(Extracted records)
BEGIN
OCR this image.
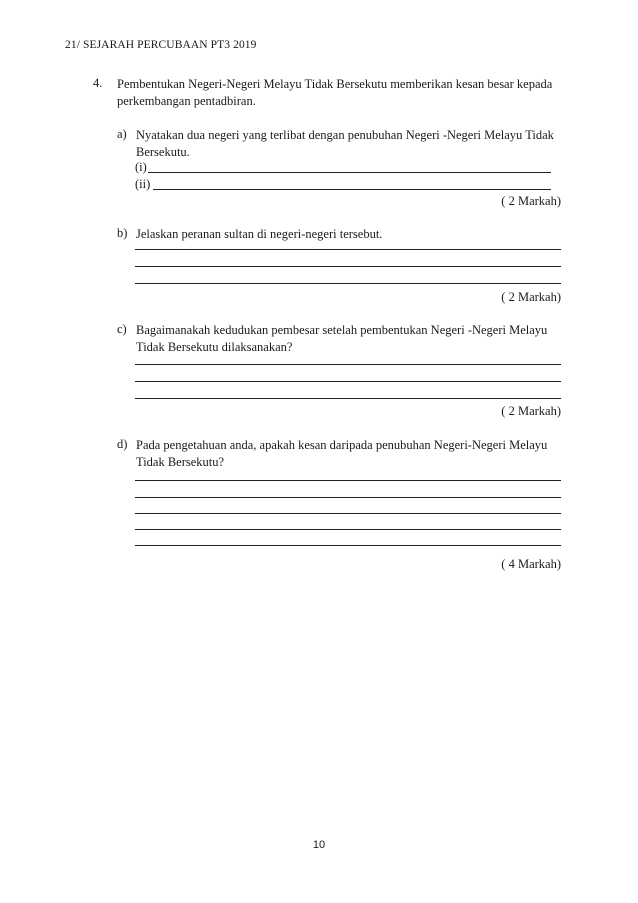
21/ SEJARAH PERCUBAAN PT3 2019
4. Pembentukan Negeri-Negeri Melayu Tidak Bersekutu memberikan kesan besar kepada perkembangan pentadbiran.
a) Nyatakan dua negeri yang terlibat dengan penubuhan Negeri -Negeri Melayu Tidak Bersekutu.
(i)
(ii)
( 2 Markah)
b) Jelaskan peranan sultan di negeri-negeri tersebut.
( 2 Markah)
c) Bagaimanakah kedudukan pembesar setelah pembentukan Negeri -Negeri Melayu Tidak Bersekutu dilaksanakan?
( 2 Markah)
d) Pada pengetahuan anda, apakah kesan daripada penubuhan Negeri-Negeri Melayu Tidak Bersekutu?
( 4 Markah)
10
END
=== YOUR OBJECTIVE ===
Gather from the records above every line containing the string "penubuhan".

=== EXERCISE RESPONSE ===
a) Nyatakan dua negeri yang terlibat dengan penubuhan Negeri -Negeri Melayu Tidak Bersekutu.
d) Pada pengetahuan anda, apakah kesan daripada penubuhan Negeri-Negeri Melayu Tidak Bersekutu?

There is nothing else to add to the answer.